▶ _Work to complete_: Work out how many lines of the listing hold "ffffff", then state only that count.

Figure contents as structured data
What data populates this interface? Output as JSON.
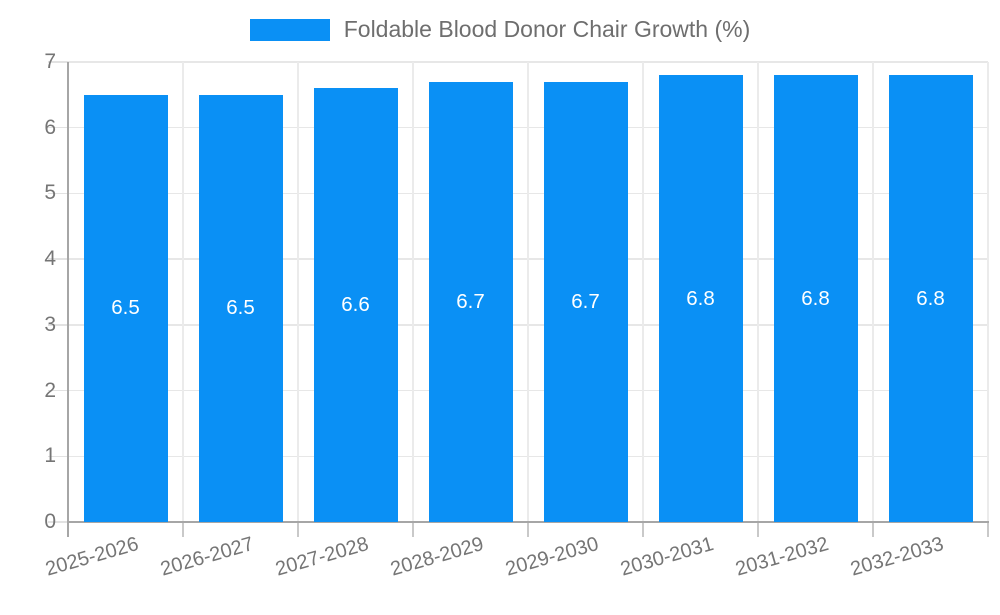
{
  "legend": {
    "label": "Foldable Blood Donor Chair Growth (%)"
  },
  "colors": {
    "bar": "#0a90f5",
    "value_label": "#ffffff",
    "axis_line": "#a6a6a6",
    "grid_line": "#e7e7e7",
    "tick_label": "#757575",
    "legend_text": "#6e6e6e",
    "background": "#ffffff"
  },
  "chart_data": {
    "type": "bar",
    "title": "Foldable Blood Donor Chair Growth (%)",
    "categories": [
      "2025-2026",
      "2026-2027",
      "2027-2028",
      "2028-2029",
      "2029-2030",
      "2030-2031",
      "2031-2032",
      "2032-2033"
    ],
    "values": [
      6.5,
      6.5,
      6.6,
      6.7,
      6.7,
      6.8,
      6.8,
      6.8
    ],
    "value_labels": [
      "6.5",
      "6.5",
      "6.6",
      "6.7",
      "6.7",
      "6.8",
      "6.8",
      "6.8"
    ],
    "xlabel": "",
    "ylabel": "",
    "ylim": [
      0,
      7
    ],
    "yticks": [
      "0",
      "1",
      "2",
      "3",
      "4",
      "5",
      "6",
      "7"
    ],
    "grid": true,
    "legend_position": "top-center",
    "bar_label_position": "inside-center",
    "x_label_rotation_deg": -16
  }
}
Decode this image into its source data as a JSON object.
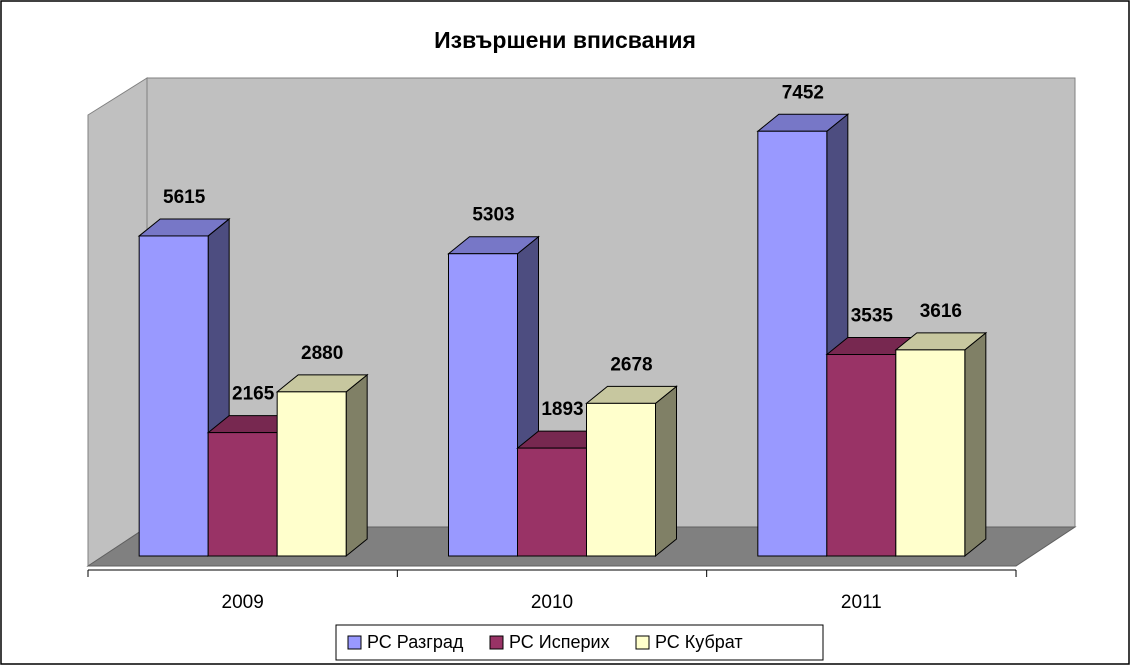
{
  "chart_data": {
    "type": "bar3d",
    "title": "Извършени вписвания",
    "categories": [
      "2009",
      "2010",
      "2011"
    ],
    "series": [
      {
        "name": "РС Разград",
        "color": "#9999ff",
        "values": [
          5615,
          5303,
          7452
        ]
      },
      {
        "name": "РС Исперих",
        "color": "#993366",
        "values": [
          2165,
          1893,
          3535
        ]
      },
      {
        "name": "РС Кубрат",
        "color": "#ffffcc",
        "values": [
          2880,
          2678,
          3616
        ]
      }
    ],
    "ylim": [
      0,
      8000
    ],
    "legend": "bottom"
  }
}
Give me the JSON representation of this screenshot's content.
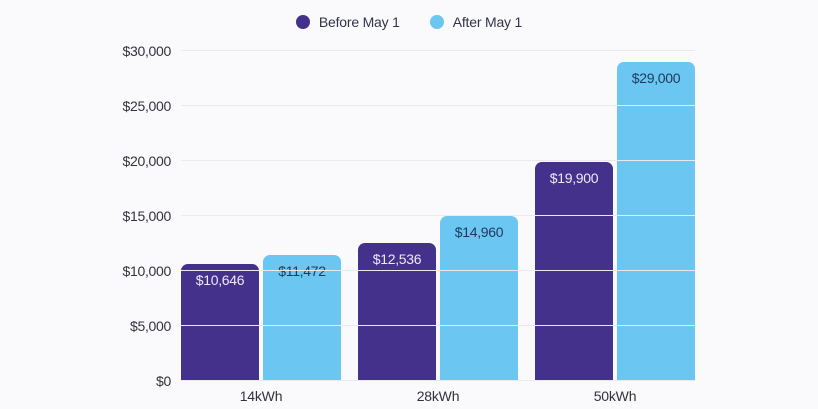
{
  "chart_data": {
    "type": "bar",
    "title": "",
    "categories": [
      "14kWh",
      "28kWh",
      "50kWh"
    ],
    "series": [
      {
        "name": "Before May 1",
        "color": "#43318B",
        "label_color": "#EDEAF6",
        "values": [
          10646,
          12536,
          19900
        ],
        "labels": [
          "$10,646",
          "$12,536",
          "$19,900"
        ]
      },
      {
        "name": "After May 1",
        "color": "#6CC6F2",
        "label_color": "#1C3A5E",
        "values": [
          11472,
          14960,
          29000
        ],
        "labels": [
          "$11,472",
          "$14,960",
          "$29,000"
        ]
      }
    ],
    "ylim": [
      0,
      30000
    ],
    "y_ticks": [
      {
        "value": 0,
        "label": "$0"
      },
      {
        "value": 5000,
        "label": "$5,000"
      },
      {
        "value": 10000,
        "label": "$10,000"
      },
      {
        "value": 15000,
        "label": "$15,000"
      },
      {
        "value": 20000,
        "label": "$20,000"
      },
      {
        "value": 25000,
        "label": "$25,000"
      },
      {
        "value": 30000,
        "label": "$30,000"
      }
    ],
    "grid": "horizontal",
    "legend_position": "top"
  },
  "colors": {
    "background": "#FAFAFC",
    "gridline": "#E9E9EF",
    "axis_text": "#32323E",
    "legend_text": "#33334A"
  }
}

▶ _Task response_: 2